===== Records supplied
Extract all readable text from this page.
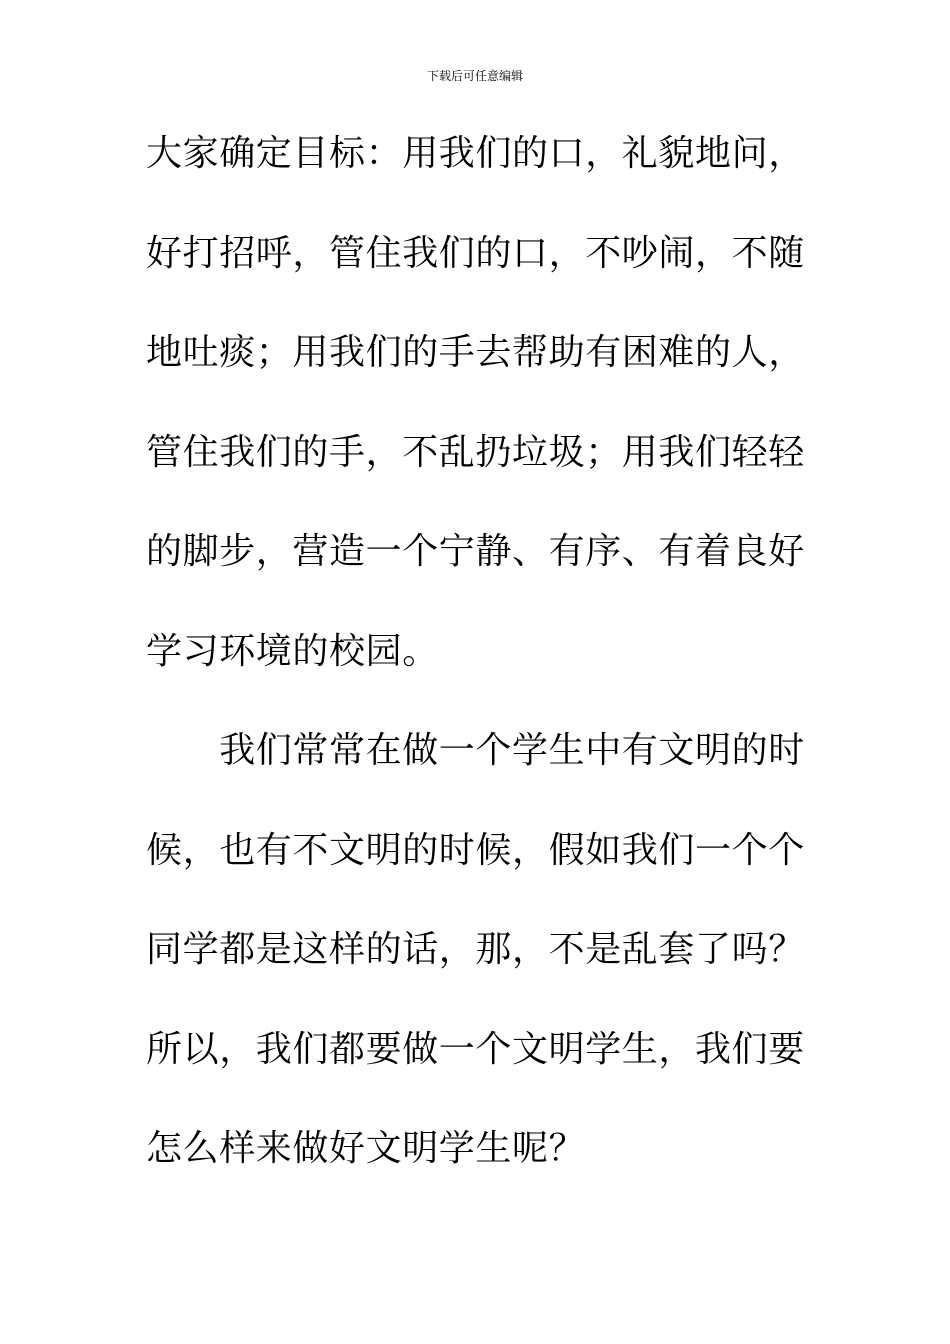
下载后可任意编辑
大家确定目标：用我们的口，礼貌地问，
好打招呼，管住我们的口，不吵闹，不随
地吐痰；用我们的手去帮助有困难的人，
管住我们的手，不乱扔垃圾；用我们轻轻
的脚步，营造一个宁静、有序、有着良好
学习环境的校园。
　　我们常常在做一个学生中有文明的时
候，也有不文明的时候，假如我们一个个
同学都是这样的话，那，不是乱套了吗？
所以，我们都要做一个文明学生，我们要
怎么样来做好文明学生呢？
==========
===== Records supplied
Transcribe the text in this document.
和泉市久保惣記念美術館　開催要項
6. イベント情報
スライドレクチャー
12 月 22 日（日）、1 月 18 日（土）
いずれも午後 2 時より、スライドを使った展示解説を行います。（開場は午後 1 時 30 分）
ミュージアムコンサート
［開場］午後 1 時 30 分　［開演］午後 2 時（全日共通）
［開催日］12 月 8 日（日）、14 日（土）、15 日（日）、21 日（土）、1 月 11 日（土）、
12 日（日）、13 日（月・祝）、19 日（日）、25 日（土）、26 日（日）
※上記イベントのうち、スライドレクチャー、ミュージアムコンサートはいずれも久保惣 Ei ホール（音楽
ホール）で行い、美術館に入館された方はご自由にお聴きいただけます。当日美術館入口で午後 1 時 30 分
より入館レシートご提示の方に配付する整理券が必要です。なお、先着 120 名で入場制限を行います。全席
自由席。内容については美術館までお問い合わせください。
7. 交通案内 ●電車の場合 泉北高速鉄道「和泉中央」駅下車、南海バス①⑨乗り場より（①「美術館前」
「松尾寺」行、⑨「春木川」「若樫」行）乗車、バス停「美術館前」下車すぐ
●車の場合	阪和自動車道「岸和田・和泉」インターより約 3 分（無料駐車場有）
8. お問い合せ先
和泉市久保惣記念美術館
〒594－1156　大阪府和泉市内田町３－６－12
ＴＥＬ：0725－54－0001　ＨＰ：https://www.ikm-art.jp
==========
===== Records supplied
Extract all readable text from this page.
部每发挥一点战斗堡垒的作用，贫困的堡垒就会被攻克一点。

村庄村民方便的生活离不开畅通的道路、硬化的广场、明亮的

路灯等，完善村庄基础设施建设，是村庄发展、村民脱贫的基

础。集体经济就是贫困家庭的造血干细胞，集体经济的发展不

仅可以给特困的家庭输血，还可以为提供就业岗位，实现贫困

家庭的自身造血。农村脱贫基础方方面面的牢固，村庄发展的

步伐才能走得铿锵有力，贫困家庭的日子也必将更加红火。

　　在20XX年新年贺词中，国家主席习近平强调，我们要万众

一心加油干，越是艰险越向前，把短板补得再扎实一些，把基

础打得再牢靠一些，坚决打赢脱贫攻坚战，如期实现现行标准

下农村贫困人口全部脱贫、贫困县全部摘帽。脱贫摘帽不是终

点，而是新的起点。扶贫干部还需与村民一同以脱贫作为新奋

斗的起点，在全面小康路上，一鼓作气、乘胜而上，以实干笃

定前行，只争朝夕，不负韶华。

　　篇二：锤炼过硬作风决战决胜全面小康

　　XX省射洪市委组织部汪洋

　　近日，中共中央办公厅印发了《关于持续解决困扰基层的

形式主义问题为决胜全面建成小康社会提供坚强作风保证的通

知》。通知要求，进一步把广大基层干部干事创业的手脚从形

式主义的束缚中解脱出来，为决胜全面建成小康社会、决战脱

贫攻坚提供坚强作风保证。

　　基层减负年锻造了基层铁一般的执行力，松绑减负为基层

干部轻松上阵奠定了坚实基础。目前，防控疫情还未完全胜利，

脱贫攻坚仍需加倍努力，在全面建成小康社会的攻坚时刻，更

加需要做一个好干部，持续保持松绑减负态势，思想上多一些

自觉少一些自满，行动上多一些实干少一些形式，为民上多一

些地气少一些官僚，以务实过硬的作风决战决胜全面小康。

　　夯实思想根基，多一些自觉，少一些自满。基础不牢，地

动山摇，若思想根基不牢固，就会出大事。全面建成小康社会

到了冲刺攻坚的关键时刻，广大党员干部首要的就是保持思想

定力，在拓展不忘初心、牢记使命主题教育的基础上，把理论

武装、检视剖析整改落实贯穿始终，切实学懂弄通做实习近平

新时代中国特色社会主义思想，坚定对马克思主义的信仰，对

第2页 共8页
==========
Copy down every line of the entries containing the word "スライドレクチャー".

スライドレクチャー
※上記イベントのうち、スライドレクチャー、ミュージアムコンサートはいずれも久保惣 Ei ホール（音楽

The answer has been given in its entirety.